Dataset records
===

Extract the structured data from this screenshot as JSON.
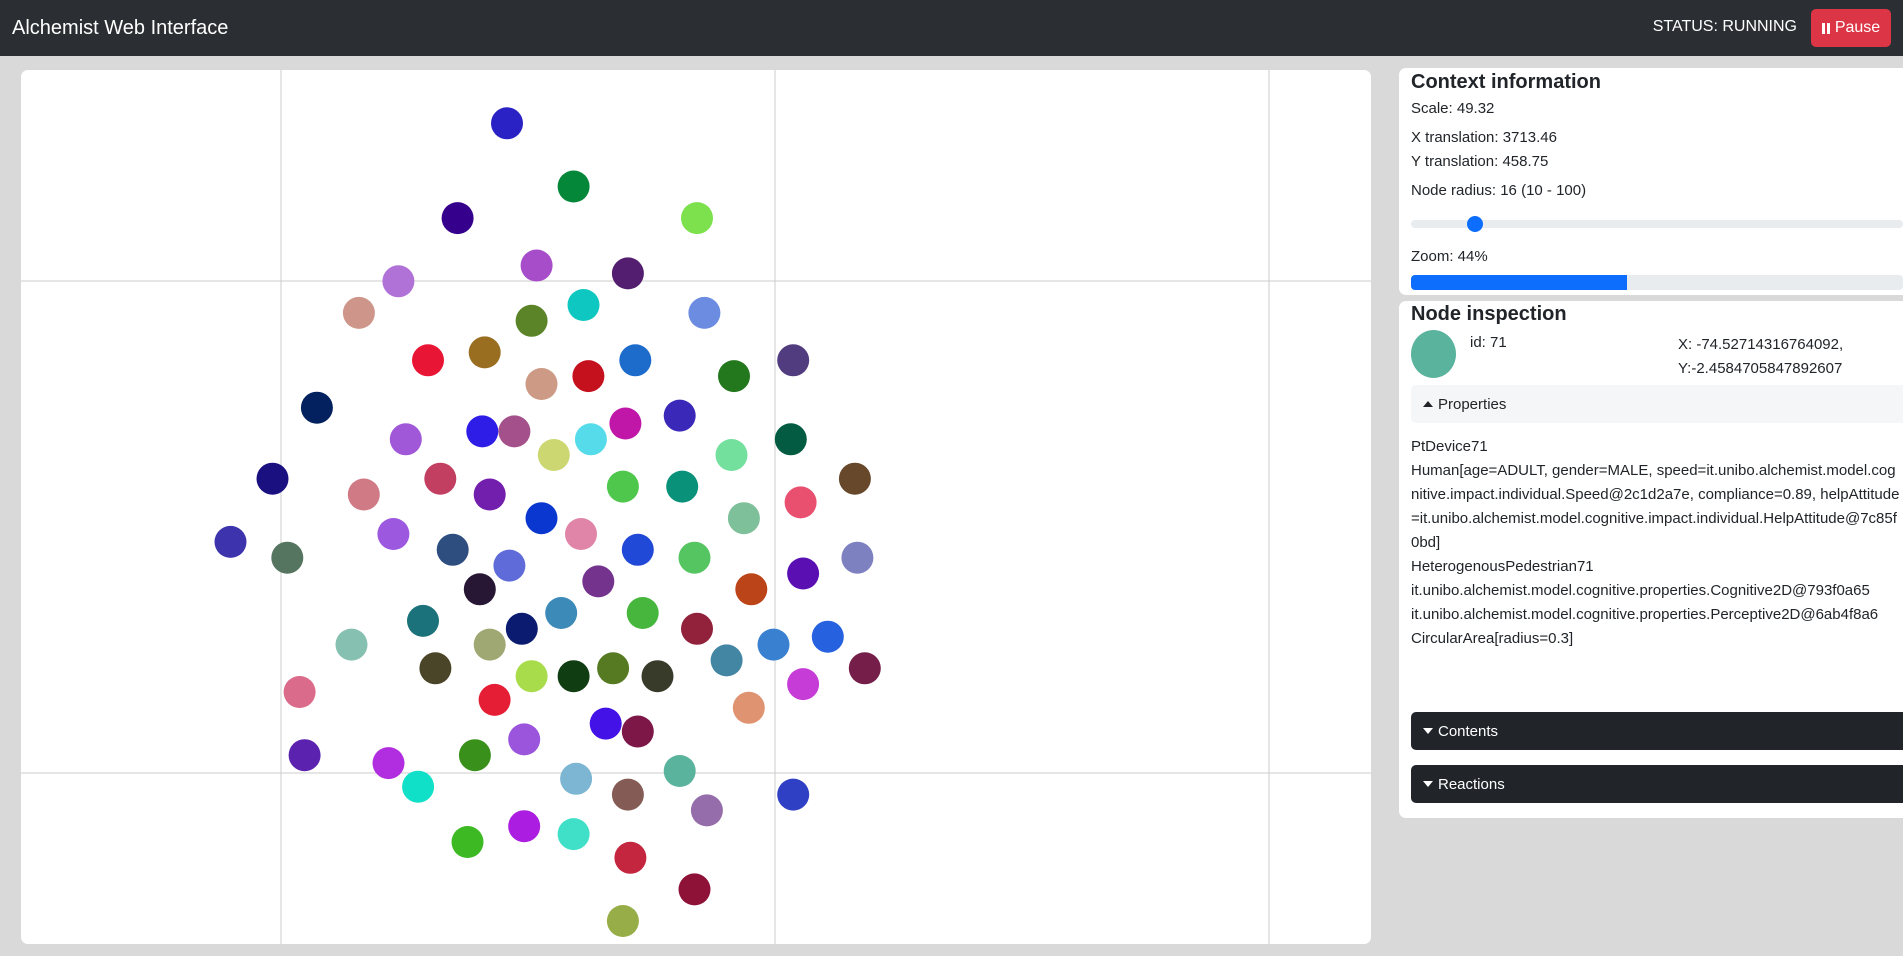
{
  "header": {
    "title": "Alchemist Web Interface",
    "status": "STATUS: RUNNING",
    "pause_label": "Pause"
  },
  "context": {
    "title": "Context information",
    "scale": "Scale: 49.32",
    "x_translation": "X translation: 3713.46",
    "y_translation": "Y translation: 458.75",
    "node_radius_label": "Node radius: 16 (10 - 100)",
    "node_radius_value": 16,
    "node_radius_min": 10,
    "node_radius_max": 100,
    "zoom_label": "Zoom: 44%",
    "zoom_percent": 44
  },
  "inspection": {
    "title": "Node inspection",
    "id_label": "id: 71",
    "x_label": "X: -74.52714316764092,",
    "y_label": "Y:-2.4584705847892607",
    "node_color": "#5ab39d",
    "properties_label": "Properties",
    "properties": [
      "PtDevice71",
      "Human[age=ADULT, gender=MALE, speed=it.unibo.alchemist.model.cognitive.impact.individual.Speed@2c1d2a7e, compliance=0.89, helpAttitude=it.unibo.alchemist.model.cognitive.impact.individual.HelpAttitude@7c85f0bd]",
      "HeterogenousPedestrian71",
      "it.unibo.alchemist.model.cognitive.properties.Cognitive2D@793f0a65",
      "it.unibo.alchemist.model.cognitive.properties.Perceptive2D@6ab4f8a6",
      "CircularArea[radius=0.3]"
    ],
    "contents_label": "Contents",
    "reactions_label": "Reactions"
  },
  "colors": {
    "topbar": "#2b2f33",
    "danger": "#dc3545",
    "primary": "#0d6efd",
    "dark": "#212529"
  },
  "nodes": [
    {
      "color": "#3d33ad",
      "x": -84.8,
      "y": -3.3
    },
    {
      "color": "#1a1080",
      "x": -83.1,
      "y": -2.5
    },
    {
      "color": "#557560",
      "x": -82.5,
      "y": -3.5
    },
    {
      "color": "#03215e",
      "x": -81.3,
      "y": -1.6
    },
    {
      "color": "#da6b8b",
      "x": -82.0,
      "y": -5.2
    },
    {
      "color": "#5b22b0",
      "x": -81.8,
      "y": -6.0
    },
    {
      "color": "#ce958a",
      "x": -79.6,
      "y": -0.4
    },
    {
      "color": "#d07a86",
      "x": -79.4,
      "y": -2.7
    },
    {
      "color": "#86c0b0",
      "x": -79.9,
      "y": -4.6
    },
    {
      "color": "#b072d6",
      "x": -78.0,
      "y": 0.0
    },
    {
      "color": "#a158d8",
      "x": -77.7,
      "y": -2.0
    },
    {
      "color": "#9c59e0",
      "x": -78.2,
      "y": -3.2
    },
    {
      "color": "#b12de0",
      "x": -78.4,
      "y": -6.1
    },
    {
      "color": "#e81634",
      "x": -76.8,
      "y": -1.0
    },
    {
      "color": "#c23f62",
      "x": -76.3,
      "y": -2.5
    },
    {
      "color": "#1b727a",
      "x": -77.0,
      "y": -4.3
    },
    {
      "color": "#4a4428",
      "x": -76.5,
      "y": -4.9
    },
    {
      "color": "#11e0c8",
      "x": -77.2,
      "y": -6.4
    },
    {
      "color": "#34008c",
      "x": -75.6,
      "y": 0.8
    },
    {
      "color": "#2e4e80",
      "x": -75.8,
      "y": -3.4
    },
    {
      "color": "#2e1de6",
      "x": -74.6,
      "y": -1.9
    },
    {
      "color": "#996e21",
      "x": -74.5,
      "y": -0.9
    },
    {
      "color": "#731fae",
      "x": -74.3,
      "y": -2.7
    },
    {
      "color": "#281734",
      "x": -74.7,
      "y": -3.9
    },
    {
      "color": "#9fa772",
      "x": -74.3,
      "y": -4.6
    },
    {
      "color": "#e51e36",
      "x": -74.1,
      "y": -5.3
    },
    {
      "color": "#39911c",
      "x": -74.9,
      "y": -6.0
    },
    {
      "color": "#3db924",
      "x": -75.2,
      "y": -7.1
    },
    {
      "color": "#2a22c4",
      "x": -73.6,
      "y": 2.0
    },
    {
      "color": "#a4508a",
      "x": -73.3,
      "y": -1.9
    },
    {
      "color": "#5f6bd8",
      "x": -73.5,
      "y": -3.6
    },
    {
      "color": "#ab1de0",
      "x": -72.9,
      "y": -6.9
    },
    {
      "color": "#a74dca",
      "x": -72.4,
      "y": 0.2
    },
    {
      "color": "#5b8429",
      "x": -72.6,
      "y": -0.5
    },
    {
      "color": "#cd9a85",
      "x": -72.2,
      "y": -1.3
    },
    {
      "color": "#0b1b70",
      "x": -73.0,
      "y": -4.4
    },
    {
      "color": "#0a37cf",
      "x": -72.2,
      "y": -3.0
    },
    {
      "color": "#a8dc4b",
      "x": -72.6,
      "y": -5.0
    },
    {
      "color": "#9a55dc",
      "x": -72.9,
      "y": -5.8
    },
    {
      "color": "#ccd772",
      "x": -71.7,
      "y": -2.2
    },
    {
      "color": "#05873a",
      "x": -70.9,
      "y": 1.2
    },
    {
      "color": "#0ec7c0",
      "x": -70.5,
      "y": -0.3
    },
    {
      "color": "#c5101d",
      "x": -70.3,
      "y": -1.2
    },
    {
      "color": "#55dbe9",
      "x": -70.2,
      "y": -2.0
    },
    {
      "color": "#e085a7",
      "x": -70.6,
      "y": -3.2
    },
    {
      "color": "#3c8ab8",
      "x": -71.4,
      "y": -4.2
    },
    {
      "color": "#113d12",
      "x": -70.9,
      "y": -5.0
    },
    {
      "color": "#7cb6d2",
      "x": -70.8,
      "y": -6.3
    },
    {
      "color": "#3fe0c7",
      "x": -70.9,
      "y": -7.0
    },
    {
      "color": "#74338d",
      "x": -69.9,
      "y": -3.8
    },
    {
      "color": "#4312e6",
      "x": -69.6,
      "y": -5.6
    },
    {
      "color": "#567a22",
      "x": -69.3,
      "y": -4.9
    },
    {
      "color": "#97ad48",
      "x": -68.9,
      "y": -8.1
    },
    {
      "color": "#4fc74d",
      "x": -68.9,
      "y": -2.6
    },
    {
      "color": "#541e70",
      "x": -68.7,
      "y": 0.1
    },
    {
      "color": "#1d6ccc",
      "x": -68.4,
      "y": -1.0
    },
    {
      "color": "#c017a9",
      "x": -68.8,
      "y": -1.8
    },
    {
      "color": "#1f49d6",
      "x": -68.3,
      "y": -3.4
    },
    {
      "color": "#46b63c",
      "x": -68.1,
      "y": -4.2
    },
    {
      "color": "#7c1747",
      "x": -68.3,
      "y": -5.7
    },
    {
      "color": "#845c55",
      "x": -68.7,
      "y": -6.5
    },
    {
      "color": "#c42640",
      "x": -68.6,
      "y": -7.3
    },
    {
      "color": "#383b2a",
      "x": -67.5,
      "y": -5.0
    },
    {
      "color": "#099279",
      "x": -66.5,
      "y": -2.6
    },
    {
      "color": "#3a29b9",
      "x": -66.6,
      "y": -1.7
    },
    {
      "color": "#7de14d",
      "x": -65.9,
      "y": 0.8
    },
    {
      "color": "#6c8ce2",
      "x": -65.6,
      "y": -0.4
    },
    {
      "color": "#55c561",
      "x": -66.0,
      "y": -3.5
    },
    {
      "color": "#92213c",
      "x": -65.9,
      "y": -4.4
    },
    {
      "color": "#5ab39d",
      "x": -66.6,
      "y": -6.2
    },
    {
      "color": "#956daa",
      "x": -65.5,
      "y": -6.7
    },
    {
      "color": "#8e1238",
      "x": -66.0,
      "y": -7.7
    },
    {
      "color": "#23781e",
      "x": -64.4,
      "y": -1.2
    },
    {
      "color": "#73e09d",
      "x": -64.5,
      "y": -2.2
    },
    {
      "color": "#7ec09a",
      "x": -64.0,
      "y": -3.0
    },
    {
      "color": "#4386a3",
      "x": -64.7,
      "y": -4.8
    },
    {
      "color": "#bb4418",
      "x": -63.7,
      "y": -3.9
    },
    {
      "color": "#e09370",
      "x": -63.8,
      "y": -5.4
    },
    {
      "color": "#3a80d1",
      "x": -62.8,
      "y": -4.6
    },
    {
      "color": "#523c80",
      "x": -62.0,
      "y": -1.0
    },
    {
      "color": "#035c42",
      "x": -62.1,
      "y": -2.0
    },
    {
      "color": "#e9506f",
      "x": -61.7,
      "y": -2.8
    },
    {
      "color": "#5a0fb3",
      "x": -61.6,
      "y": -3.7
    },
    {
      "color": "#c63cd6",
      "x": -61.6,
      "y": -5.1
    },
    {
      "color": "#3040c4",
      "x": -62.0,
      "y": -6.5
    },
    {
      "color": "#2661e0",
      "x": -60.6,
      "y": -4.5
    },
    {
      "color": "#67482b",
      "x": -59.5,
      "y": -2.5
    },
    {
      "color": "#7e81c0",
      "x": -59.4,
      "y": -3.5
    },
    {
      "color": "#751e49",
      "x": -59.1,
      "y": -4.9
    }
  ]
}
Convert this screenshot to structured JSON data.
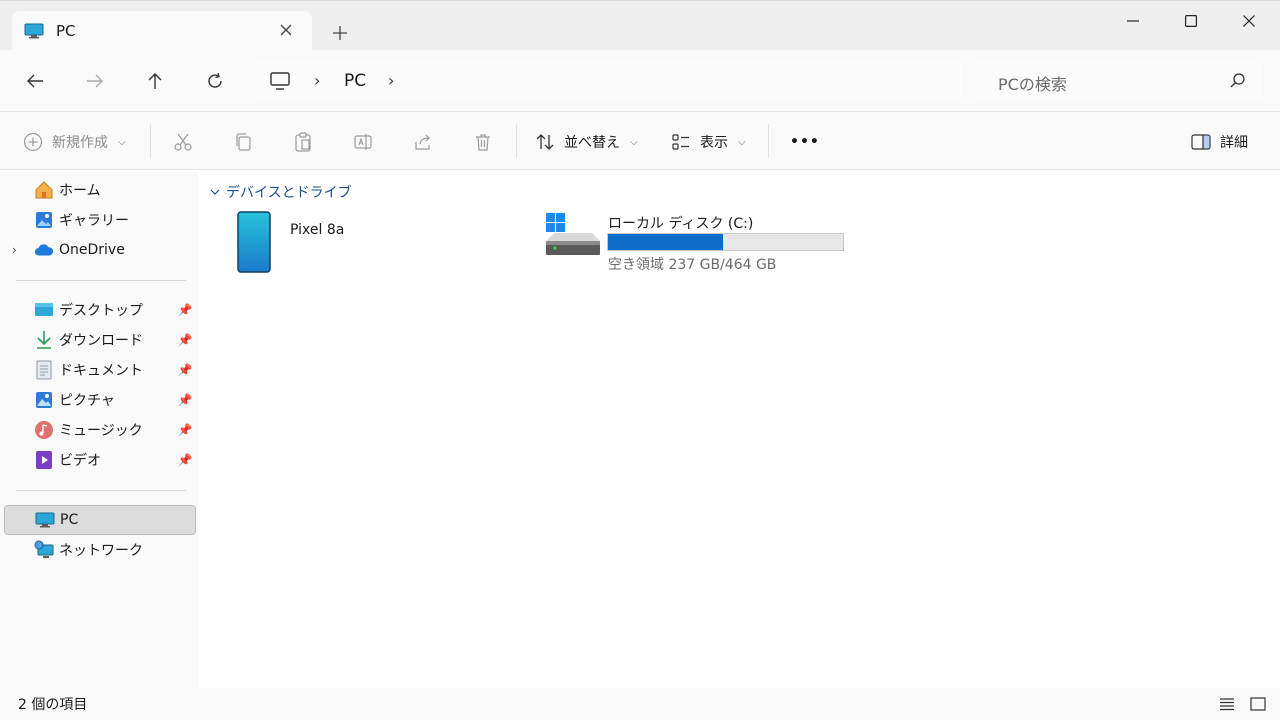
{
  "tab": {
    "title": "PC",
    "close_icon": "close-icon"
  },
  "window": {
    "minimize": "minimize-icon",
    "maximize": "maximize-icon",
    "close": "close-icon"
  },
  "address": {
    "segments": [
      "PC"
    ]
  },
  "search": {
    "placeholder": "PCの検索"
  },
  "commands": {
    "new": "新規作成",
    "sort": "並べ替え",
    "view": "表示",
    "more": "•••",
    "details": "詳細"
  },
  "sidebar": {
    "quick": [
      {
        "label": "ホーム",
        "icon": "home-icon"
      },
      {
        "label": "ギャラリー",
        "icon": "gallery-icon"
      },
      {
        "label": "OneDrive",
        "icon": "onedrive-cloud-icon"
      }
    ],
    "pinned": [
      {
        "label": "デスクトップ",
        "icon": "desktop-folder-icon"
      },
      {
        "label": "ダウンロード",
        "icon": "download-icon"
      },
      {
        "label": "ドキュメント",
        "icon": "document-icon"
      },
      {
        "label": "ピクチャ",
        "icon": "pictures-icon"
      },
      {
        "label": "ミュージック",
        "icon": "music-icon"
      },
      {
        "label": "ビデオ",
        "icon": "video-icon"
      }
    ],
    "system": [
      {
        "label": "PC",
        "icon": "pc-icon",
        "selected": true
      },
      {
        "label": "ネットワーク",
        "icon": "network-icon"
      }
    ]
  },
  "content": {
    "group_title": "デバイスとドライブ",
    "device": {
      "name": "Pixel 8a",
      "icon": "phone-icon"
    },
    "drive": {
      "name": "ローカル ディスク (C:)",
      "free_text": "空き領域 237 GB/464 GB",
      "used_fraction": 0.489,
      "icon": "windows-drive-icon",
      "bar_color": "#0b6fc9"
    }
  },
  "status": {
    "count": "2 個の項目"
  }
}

===

### Written problem
Omit the pictures, and please restate word for word the lines running from the line with "Convert this screenshot" to the end of the entries.

### Finished answer
Convert this screenshot to structured JSON data.
{
  "tab": {
    "title": "PC",
    "close_icon": "close-icon"
  },
  "window": {
    "minimize": "minimize-icon",
    "maximize": "maximize-icon",
    "close": "close-icon"
  },
  "address": {
    "segments": [
      "PC"
    ]
  },
  "search": {
    "placeholder": "PCの検索"
  },
  "commands": {
    "new": "新規作成",
    "sort": "並べ替え",
    "view": "表示",
    "more": "•••",
    "details": "詳細"
  },
  "sidebar": {
    "quick": [
      {
        "label": "ホーム",
        "icon": "home-icon"
      },
      {
        "label": "ギャラリー",
        "icon": "gallery-icon"
      },
      {
        "label": "OneDrive",
        "icon": "onedrive-cloud-icon"
      }
    ],
    "pinned": [
      {
        "label": "デスクトップ",
        "icon": "desktop-folder-icon"
      },
      {
        "label": "ダウンロード",
        "icon": "download-icon"
      },
      {
        "label": "ドキュメント",
        "icon": "document-icon"
      },
      {
        "label": "ピクチャ",
        "icon": "pictures-icon"
      },
      {
        "label": "ミュージック",
        "icon": "music-icon"
      },
      {
        "label": "ビデオ",
        "icon": "video-icon"
      }
    ],
    "system": [
      {
        "label": "PC",
        "icon": "pc-icon",
        "selected": true
      },
      {
        "label": "ネットワーク",
        "icon": "network-icon"
      }
    ]
  },
  "content": {
    "group_title": "デバイスとドライブ",
    "device": {
      "name": "Pixel 8a",
      "icon": "phone-icon"
    },
    "drive": {
      "name": "ローカル ディスク (C:)",
      "free_text": "空き領域 237 GB/464 GB",
      "used_fraction": 0.489,
      "icon": "windows-drive-icon",
      "bar_color": "#0b6fc9"
    }
  },
  "status": {
    "count": "2 個の項目"
  }
}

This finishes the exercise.